■ **STATED EXERCISE**:
Only the run of lines from the one containing "Decode this image" through the last line should be returned, exactly as written.

— START GIVEN INFORMATION —

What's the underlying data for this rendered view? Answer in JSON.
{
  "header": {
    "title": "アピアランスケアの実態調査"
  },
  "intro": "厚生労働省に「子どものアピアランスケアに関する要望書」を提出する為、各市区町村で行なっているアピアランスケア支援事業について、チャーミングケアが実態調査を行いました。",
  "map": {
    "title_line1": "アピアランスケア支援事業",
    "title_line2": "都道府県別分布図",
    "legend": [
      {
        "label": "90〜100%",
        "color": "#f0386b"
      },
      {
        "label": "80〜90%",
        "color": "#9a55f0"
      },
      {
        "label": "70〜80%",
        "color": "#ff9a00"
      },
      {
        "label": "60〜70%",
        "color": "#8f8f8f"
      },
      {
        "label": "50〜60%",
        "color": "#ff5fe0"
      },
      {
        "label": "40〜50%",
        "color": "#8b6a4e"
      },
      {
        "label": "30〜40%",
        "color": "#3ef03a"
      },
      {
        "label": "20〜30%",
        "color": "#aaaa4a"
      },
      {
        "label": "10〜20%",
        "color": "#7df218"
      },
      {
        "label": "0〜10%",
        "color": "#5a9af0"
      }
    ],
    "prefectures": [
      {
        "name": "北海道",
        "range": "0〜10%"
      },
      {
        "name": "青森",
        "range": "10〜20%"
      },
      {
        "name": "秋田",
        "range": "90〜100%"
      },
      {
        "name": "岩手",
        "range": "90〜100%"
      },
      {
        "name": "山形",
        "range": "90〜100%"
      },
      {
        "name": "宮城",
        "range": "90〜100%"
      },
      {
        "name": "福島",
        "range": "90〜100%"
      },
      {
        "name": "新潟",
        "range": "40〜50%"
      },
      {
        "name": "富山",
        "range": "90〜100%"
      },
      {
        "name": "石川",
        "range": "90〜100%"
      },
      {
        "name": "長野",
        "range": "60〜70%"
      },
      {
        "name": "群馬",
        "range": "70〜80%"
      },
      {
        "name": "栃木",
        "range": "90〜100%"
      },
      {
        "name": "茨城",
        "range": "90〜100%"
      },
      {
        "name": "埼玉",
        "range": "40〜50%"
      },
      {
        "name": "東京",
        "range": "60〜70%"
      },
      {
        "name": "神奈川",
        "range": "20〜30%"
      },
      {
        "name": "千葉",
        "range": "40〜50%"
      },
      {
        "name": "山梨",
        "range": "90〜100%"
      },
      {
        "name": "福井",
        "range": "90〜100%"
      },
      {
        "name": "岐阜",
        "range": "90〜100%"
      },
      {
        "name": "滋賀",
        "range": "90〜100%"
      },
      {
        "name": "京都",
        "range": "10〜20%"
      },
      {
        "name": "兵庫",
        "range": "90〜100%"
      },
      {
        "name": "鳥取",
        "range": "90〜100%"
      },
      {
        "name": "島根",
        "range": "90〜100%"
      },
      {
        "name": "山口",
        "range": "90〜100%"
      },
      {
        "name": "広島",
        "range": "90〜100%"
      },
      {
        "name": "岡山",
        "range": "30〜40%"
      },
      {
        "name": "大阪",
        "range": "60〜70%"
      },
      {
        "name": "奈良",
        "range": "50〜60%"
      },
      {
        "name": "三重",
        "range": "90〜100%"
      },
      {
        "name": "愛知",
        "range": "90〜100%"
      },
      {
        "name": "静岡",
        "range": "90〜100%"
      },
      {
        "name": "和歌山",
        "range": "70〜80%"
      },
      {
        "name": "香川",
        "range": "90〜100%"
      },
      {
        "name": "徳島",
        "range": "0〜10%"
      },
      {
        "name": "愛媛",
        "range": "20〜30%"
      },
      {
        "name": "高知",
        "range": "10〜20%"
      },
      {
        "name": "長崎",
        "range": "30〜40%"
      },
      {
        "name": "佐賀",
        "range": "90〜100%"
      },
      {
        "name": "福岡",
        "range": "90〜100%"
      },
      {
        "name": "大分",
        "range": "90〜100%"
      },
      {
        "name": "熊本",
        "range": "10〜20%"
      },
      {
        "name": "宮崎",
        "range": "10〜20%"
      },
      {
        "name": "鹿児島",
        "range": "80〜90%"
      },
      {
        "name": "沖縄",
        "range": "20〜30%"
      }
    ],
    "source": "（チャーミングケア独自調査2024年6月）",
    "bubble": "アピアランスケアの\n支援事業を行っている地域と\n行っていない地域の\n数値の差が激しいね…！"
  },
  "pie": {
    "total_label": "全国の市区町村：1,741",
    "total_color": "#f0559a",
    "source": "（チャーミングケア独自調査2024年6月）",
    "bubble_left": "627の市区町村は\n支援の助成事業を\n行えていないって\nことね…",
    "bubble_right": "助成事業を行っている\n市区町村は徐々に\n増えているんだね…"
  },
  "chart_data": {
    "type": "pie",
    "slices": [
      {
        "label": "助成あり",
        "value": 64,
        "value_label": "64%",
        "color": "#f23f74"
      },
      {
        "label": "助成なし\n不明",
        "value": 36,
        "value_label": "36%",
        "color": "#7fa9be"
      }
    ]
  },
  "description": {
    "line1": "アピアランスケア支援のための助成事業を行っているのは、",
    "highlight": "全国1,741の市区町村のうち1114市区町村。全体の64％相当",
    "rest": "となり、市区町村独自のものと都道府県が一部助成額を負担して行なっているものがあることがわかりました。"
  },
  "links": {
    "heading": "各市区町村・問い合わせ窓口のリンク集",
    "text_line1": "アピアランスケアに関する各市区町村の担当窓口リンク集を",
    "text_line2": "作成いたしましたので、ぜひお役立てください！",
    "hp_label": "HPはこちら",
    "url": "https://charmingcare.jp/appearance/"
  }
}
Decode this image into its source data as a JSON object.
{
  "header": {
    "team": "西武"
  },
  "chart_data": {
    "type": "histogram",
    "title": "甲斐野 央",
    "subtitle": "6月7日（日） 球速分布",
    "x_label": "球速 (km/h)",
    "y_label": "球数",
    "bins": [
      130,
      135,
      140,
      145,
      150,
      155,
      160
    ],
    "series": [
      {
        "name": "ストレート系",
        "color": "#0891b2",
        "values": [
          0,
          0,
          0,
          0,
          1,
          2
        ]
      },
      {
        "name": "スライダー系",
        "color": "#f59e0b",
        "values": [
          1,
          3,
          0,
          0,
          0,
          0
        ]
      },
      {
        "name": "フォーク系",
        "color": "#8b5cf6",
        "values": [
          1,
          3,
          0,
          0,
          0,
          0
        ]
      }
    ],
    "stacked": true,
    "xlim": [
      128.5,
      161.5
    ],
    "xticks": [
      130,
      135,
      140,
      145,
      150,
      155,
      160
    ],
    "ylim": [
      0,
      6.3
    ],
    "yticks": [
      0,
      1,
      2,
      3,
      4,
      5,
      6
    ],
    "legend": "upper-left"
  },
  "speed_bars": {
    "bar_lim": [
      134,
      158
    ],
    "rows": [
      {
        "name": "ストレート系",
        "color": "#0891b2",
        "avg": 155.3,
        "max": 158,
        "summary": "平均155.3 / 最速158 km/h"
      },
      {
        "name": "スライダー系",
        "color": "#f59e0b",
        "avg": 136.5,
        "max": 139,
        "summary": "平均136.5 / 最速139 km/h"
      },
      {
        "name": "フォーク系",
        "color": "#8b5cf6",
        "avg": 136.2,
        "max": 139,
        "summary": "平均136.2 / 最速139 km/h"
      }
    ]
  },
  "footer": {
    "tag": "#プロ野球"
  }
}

— END GIVEN INFORMATION —

■ **COMPLETE RESPONSE**:
Decode this image into its source data as a JSON object.
{
  "header": {
    "team": "西武"
  },
  "chart_data": {
    "type": "histogram",
    "title": "甲斐野 央",
    "subtitle": "6月7日（日） 球速分布",
    "x_label": "球速 (km/h)",
    "y_label": "球数",
    "bins": [
      130,
      135,
      140,
      145,
      150,
      155,
      160
    ],
    "series": [
      {
        "name": "ストレート系",
        "color": "#0891b2",
        "values": [
          0,
          0,
          0,
          0,
          1,
          2
        ]
      },
      {
        "name": "スライダー系",
        "color": "#f59e0b",
        "values": [
          1,
          3,
          0,
          0,
          0,
          0
        ]
      },
      {
        "name": "フォーク系",
        "color": "#8b5cf6",
        "values": [
          1,
          3,
          0,
          0,
          0,
          0
        ]
      }
    ],
    "stacked": true,
    "xlim": [
      128.5,
      161.5
    ],
    "xticks": [
      130,
      135,
      140,
      145,
      150,
      155,
      160
    ],
    "ylim": [
      0,
      6.3
    ],
    "yticks": [
      0,
      1,
      2,
      3,
      4,
      5,
      6
    ],
    "legend": "upper-left"
  },
  "speed_bars": {
    "bar_lim": [
      134,
      158
    ],
    "rows": [
      {
        "name": "ストレート系",
        "color": "#0891b2",
        "avg": 155.3,
        "max": 158,
        "summary": "平均155.3 / 最速158 km/h"
      },
      {
        "name": "スライダー系",
        "color": "#f59e0b",
        "avg": 136.5,
        "max": 139,
        "summary": "平均136.5 / 最速139 km/h"
      },
      {
        "name": "フォーク系",
        "color": "#8b5cf6",
        "avg": 136.2,
        "max": 139,
        "summary": "平均136.2 / 最速139 km/h"
      }
    ]
  },
  "footer": {
    "tag": "#プロ野球"
  }
}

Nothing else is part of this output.